»»
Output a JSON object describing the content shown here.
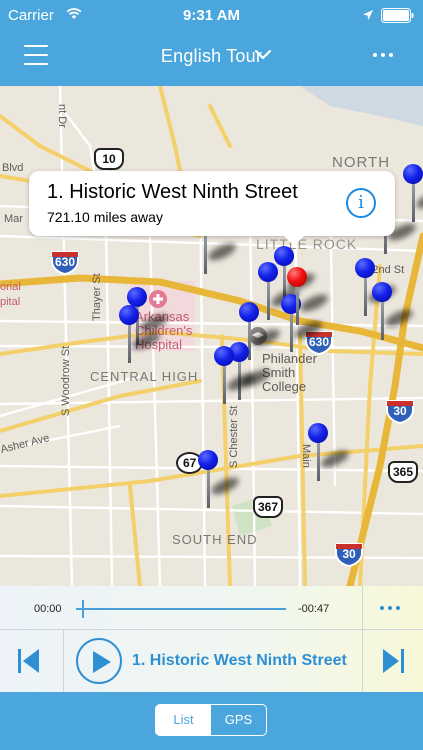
{
  "status": {
    "carrier": "Carrier",
    "time": "9:31 AM",
    "icons": [
      "wifi-icon",
      "location-arrow-icon",
      "battery-icon"
    ]
  },
  "nav": {
    "title": "English Tour",
    "icons": [
      "menu-icon",
      "chevron-down-icon",
      "more-icon"
    ]
  },
  "map": {
    "area_labels": [
      "NORTH",
      "CENTRAL HIGH",
      "SOUTH END",
      "Arkansas Children's Hospital",
      "Philander Smith College",
      "LITTLE ROCK"
    ],
    "street_labels": [
      "Blvd",
      "Mar",
      "Thayer St",
      "S Woodrow St",
      "Asher Ave",
      "S Chester St",
      "Main",
      "E 2nd St",
      "orial",
      "pital",
      "nt Dr"
    ],
    "route_shields": [
      "10",
      "630",
      "630",
      "30",
      "30",
      "67",
      "367",
      "365"
    ],
    "pins": {
      "blue_count": 18,
      "selected_color": "red"
    },
    "colors": {
      "pin_blue": "#1320e8",
      "pin_selected": "#f01010",
      "interstate": "#2f5fb8",
      "highway": "#f2c84b"
    }
  },
  "callout": {
    "title": "1. Historic West Ninth Street",
    "subtitle": "721.10 miles away",
    "icon": "info-icon"
  },
  "player": {
    "elapsed": "00:00",
    "remaining": "-00:47",
    "progress": 0.03,
    "track_title": "1. Historic West Ninth Street",
    "icons": [
      "more-dots-icon",
      "previous-track-icon",
      "play-icon",
      "next-track-icon"
    ]
  },
  "view_toggle": {
    "options": [
      "List",
      "GPS"
    ],
    "selected": "List"
  },
  "colors": {
    "bar_blue": "#4aa6dc",
    "accent_blue": "#2f8fd3"
  }
}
««
Quote the records in their entirety, keeping the wording exact and excluding pictures.

* **Response for this exercise**
Output a JSON object describing the content shown here.
{
  "status": {
    "carrier": "Carrier",
    "time": "9:31 AM",
    "icons": [
      "wifi-icon",
      "location-arrow-icon",
      "battery-icon"
    ]
  },
  "nav": {
    "title": "English Tour",
    "icons": [
      "menu-icon",
      "chevron-down-icon",
      "more-icon"
    ]
  },
  "map": {
    "area_labels": [
      "NORTH",
      "CENTRAL HIGH",
      "SOUTH END",
      "Arkansas Children's Hospital",
      "Philander Smith College",
      "LITTLE ROCK"
    ],
    "street_labels": [
      "Blvd",
      "Mar",
      "Thayer St",
      "S Woodrow St",
      "Asher Ave",
      "S Chester St",
      "Main",
      "E 2nd St",
      "orial",
      "pital",
      "nt Dr"
    ],
    "route_shields": [
      "10",
      "630",
      "630",
      "30",
      "30",
      "67",
      "367",
      "365"
    ],
    "pins": {
      "blue_count": 18,
      "selected_color": "red"
    },
    "colors": {
      "pin_blue": "#1320e8",
      "pin_selected": "#f01010",
      "interstate": "#2f5fb8",
      "highway": "#f2c84b"
    }
  },
  "callout": {
    "title": "1. Historic West Ninth Street",
    "subtitle": "721.10 miles away",
    "icon": "info-icon"
  },
  "player": {
    "elapsed": "00:00",
    "remaining": "-00:47",
    "progress": 0.03,
    "track_title": "1. Historic West Ninth Street",
    "icons": [
      "more-dots-icon",
      "previous-track-icon",
      "play-icon",
      "next-track-icon"
    ]
  },
  "view_toggle": {
    "options": [
      "List",
      "GPS"
    ],
    "selected": "List"
  },
  "colors": {
    "bar_blue": "#4aa6dc",
    "accent_blue": "#2f8fd3"
  }
}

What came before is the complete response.